[THE EXERCISE] Using the records that follow, copy every line containing the word "JSON".

[EXERCISE MATERIALS]
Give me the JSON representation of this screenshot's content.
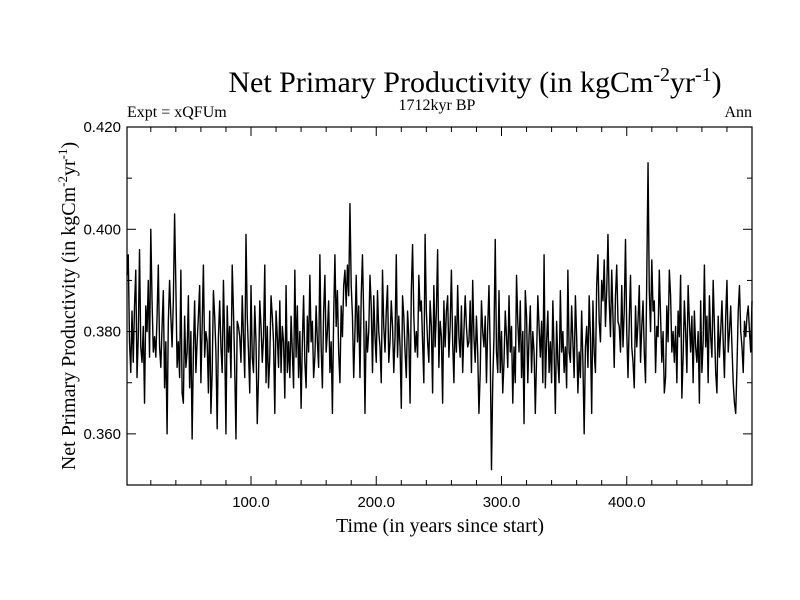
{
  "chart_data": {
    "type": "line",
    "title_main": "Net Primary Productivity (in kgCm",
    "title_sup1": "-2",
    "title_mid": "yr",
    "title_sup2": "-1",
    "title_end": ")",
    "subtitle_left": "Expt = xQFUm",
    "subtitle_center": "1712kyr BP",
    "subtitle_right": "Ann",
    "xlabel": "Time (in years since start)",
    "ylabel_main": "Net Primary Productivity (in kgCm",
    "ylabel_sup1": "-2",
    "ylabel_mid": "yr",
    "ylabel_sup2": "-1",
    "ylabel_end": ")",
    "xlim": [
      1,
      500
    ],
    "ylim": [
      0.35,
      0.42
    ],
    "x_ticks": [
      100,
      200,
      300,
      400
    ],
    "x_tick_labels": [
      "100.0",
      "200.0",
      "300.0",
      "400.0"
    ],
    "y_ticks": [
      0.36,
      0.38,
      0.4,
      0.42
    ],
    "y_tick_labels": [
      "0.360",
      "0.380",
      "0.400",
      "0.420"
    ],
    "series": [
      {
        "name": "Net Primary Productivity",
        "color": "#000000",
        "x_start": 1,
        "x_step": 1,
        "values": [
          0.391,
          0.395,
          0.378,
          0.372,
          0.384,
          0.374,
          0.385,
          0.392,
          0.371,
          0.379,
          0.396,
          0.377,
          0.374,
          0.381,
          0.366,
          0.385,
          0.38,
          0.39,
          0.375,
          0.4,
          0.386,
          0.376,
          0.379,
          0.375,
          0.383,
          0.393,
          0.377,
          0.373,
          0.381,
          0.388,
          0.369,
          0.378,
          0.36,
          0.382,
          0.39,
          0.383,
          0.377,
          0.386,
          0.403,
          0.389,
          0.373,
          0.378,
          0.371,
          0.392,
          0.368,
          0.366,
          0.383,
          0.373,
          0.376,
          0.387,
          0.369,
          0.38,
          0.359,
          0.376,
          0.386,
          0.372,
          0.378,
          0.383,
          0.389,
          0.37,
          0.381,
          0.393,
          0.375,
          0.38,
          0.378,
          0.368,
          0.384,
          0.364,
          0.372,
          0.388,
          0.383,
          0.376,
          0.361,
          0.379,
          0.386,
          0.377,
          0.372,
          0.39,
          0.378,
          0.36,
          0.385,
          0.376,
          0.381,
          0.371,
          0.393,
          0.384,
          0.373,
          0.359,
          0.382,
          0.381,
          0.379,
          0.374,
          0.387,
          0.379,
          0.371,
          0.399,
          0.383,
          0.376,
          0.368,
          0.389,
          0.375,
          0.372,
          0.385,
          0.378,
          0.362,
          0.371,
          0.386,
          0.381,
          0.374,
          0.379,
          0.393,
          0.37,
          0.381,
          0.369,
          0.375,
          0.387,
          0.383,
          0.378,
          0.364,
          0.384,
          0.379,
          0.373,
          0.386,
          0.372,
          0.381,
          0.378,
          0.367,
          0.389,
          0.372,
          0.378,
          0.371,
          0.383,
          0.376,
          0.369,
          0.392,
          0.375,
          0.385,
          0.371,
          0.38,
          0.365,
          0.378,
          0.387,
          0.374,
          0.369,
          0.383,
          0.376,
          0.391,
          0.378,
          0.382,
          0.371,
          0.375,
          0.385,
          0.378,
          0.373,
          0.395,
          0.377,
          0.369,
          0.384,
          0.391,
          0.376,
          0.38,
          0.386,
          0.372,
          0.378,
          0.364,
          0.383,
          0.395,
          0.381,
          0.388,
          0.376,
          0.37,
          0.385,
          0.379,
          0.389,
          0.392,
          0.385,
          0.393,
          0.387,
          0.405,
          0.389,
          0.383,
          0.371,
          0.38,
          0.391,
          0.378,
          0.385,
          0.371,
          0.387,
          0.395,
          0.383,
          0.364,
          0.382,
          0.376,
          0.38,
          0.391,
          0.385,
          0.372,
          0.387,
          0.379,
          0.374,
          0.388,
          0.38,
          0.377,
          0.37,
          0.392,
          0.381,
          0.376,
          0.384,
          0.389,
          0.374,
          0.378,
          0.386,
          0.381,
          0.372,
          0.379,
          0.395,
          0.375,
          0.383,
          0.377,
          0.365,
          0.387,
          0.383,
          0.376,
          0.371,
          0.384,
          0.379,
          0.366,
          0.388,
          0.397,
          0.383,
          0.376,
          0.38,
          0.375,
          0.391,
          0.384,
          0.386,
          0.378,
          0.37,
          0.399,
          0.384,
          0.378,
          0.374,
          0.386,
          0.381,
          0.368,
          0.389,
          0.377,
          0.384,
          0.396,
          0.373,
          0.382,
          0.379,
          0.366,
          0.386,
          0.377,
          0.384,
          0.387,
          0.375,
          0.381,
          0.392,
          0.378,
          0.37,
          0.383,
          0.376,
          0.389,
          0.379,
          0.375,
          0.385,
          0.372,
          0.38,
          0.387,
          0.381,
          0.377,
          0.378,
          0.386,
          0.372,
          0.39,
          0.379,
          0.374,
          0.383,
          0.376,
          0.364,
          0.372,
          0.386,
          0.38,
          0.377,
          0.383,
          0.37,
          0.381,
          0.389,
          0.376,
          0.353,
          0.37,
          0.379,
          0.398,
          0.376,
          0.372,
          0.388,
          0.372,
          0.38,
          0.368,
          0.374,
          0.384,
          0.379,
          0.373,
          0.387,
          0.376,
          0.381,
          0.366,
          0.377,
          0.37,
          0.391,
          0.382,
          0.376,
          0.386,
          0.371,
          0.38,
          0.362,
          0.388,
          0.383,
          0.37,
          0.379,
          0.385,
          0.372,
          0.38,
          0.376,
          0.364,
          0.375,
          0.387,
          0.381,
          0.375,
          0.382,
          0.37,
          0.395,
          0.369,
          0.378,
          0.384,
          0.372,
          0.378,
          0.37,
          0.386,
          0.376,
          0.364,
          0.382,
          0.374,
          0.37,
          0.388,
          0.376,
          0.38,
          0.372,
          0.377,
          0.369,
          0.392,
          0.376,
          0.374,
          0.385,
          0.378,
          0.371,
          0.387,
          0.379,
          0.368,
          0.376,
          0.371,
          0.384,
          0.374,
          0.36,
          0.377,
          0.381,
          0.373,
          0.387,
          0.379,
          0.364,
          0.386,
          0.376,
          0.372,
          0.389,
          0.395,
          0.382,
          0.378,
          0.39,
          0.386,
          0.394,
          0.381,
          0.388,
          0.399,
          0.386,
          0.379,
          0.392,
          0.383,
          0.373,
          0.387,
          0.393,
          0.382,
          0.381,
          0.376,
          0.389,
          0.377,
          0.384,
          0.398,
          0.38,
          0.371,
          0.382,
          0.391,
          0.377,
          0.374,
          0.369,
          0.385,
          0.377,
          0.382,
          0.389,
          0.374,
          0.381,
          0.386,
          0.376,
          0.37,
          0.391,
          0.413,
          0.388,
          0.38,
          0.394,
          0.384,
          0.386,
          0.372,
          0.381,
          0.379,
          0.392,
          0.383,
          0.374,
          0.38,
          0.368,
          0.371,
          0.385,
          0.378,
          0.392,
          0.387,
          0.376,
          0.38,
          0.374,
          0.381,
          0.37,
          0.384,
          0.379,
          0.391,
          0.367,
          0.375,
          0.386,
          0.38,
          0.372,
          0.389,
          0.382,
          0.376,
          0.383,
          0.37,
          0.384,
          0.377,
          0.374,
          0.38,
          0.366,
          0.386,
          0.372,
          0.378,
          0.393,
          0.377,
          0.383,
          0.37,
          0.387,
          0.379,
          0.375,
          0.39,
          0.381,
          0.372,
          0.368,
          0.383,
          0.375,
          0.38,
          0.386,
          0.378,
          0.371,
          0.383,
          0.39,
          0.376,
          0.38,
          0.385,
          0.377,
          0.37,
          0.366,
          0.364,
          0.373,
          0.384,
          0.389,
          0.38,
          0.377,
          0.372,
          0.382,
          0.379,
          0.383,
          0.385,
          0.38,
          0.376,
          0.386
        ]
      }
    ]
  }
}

...

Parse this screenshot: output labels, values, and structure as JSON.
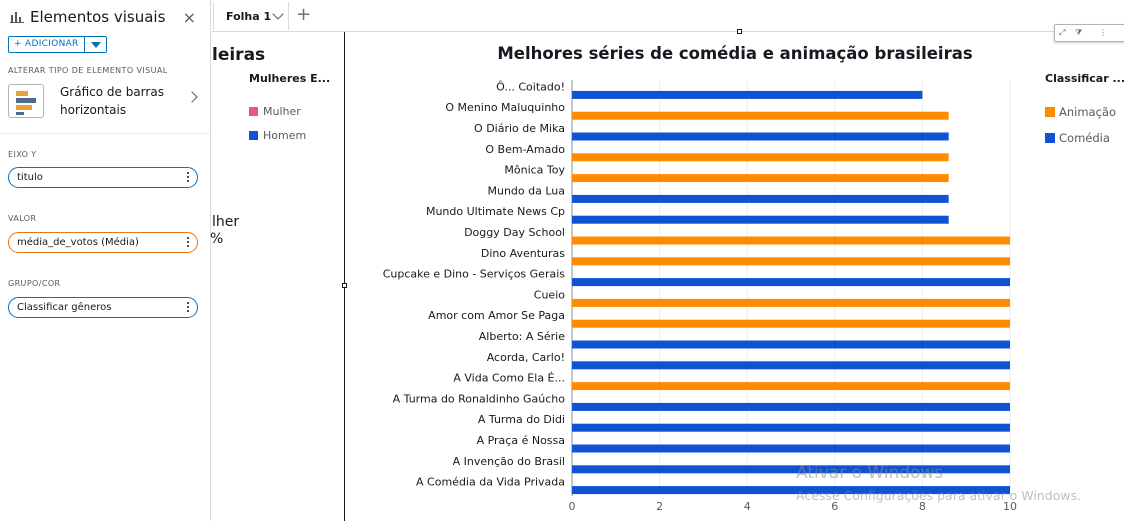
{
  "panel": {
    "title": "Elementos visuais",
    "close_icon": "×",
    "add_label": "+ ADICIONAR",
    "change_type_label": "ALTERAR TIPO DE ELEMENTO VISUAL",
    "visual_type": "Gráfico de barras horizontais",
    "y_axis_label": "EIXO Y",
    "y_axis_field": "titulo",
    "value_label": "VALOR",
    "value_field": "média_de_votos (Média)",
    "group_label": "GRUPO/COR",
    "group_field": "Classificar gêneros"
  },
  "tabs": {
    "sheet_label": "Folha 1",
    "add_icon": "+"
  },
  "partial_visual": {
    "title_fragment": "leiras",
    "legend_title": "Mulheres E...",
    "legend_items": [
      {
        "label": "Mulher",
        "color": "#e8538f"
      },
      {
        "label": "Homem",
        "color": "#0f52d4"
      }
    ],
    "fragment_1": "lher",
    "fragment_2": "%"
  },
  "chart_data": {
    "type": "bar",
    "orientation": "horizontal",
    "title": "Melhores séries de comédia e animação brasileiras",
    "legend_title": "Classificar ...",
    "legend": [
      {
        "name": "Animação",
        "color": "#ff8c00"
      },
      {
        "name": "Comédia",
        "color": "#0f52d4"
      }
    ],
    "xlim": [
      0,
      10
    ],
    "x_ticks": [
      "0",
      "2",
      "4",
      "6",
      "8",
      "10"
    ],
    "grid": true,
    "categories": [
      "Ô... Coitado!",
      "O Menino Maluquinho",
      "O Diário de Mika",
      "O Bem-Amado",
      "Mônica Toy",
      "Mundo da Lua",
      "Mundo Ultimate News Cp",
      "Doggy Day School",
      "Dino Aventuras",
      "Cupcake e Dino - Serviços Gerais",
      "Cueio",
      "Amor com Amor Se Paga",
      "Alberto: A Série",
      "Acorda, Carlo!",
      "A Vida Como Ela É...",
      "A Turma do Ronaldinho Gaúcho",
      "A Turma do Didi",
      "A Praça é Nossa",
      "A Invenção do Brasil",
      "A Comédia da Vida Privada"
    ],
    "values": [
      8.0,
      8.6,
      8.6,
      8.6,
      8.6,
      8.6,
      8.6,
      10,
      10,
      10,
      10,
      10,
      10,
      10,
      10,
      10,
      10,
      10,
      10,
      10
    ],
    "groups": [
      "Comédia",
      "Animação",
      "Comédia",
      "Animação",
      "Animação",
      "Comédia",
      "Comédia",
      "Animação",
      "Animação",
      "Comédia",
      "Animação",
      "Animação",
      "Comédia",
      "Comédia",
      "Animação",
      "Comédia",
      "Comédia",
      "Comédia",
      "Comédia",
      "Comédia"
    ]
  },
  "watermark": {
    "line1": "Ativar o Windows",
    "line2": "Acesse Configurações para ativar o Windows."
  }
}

[FINISHED TASK]
Give me the JSON representation of this screenshot's content.
Parse this screenshot: output labels, values, and structure as JSON.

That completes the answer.